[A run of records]
===============

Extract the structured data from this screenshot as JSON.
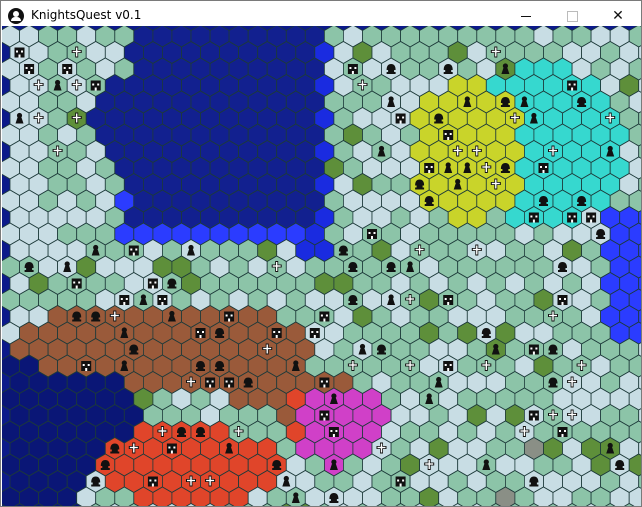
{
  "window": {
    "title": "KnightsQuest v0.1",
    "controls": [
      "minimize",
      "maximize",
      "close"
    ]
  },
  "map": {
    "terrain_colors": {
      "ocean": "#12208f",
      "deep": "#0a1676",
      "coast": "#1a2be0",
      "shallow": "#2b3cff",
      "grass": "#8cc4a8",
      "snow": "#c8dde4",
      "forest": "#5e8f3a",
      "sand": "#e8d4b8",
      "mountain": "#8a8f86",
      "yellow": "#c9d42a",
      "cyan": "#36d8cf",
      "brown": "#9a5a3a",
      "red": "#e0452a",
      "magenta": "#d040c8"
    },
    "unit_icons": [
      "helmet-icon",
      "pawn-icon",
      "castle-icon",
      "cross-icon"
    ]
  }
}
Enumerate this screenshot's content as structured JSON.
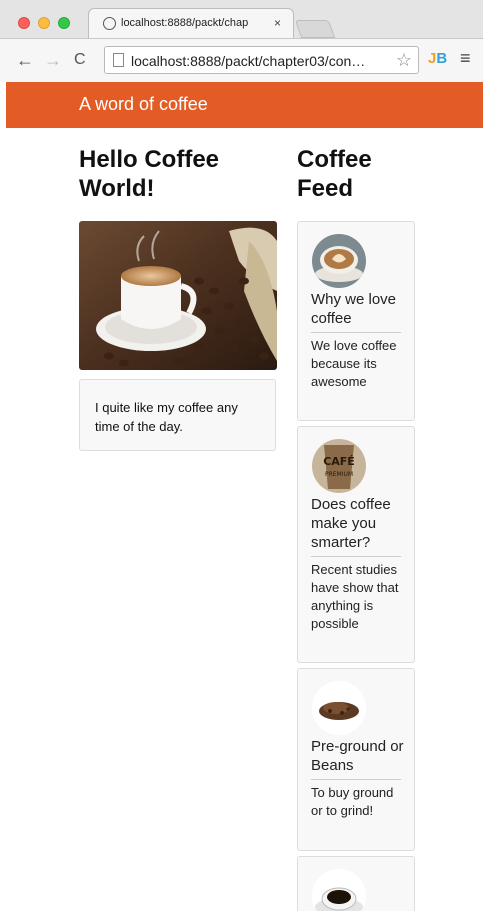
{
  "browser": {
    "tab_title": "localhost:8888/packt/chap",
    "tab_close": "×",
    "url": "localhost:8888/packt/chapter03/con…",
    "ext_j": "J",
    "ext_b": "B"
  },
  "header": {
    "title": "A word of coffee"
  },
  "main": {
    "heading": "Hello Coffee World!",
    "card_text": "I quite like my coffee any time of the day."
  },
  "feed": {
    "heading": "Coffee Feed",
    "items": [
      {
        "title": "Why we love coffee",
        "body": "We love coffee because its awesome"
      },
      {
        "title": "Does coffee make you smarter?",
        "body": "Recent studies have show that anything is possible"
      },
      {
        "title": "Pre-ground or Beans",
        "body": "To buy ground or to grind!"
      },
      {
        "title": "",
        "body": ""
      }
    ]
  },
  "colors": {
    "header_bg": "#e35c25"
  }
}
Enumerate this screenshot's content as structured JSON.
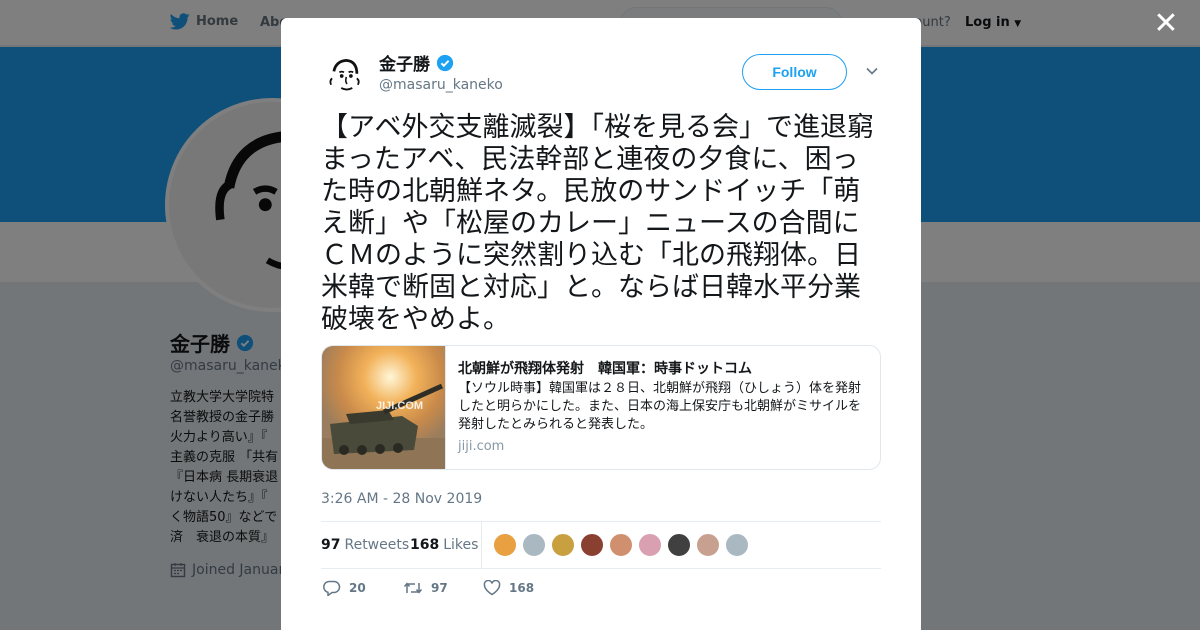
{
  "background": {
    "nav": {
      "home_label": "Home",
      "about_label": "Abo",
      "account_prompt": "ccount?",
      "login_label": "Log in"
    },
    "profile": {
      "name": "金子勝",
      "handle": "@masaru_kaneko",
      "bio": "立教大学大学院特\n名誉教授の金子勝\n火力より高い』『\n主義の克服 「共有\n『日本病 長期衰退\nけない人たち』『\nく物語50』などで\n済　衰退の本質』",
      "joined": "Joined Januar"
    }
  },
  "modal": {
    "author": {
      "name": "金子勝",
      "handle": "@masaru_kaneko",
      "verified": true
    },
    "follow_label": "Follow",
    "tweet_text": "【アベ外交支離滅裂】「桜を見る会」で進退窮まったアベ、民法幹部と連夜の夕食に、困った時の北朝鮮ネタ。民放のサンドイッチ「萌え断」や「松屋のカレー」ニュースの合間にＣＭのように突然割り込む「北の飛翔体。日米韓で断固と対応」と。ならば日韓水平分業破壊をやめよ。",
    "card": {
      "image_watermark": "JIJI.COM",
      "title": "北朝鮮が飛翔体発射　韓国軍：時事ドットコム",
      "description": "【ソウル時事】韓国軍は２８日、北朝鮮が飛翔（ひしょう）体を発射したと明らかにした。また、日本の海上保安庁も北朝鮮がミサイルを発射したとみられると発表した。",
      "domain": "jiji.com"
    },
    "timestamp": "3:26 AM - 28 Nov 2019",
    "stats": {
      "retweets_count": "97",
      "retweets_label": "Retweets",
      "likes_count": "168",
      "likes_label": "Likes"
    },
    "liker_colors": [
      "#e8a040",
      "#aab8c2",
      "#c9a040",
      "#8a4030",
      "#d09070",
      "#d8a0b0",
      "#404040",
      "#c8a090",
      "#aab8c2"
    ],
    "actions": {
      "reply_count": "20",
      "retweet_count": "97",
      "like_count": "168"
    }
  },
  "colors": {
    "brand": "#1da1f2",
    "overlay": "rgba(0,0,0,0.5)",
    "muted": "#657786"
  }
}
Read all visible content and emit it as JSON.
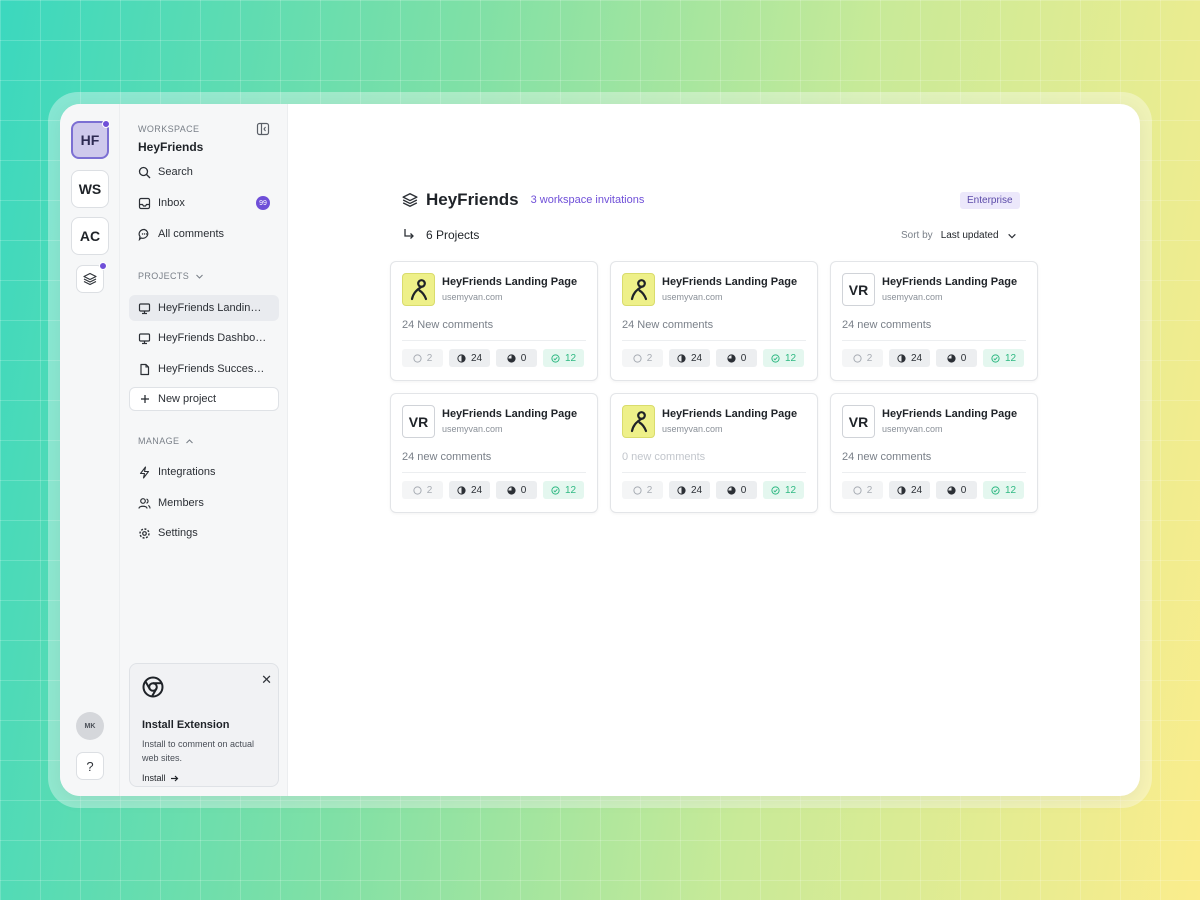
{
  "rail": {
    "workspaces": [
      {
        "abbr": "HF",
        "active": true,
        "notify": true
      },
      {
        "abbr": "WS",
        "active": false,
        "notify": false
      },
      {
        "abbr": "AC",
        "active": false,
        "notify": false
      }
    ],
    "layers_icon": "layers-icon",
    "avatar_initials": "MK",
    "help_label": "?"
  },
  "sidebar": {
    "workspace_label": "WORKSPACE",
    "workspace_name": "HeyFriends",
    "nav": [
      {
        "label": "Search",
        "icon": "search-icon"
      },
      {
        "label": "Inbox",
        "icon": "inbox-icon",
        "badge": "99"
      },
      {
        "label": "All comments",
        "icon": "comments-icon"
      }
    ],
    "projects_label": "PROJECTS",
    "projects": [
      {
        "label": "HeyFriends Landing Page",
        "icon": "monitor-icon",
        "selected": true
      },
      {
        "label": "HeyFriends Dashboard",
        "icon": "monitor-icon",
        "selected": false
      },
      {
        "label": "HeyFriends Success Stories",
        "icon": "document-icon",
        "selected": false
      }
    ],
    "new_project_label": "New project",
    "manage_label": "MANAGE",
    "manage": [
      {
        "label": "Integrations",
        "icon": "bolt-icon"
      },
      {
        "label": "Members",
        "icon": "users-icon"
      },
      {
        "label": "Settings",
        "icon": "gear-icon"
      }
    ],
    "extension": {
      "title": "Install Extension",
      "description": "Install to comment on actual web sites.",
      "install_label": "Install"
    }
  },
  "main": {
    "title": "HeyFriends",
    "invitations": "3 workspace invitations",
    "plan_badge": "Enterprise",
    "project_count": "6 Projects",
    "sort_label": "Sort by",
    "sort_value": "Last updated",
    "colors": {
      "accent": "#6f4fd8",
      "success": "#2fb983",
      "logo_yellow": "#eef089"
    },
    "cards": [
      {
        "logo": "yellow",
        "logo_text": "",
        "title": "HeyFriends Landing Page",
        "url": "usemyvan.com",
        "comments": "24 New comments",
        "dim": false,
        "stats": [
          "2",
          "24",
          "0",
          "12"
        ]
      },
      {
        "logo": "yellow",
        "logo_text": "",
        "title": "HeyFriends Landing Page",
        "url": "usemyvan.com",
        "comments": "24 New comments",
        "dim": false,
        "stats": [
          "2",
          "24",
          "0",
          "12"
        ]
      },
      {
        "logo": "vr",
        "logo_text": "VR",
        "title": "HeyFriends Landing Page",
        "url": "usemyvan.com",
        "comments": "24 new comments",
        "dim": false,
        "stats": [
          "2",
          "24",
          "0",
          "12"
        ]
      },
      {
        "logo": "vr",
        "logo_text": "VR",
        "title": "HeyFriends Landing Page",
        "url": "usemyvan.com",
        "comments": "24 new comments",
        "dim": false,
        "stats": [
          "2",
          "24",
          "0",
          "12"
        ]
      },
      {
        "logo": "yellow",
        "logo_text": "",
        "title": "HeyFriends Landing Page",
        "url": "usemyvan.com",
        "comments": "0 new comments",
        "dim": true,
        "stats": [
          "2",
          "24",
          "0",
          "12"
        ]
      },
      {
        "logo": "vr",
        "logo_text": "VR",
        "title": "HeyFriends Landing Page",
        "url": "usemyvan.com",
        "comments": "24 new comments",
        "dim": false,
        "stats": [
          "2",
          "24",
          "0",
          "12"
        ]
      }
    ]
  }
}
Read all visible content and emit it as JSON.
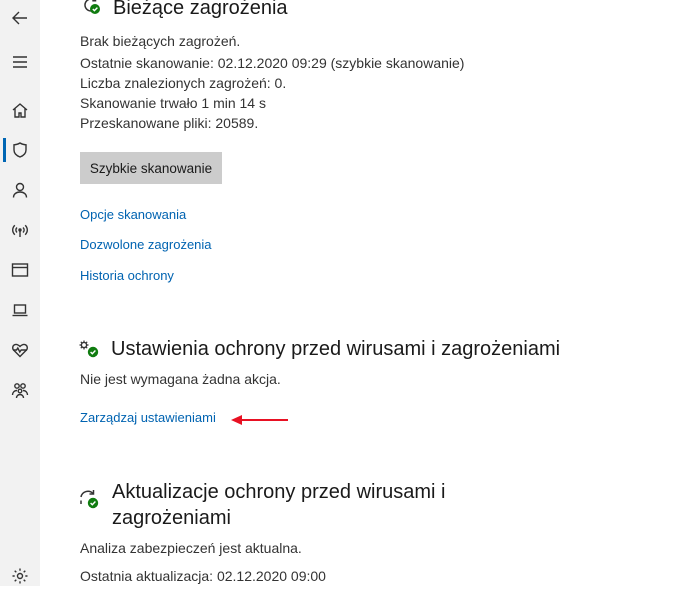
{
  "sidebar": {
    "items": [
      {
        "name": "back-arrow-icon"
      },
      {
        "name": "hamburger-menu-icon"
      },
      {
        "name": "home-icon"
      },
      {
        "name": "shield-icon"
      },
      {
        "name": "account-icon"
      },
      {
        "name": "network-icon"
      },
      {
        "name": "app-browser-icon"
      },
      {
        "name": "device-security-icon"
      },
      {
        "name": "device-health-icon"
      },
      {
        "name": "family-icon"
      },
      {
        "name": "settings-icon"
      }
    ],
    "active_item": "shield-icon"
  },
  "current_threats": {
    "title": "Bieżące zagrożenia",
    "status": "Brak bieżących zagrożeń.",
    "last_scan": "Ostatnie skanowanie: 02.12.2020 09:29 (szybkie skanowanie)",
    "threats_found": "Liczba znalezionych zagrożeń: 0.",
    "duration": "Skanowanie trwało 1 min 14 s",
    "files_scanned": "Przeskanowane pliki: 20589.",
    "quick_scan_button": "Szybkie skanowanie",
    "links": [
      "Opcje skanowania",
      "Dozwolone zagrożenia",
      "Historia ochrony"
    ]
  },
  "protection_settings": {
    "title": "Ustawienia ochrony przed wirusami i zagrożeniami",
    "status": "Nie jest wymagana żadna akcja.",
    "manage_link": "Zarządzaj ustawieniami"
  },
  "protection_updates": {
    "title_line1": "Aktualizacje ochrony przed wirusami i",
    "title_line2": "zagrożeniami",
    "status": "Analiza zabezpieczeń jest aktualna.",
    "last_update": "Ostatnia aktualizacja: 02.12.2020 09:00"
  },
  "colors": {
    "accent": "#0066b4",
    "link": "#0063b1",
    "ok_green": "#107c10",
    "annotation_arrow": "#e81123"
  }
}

===============

Task to carry out >> Pull out all lines from the listing that contain the string "zagrożeń".

Correct output >>
    "status": "Brak bieżących zagrożeń.",
    "threats_found": "Liczba znalezionych zagrożeń: 0.",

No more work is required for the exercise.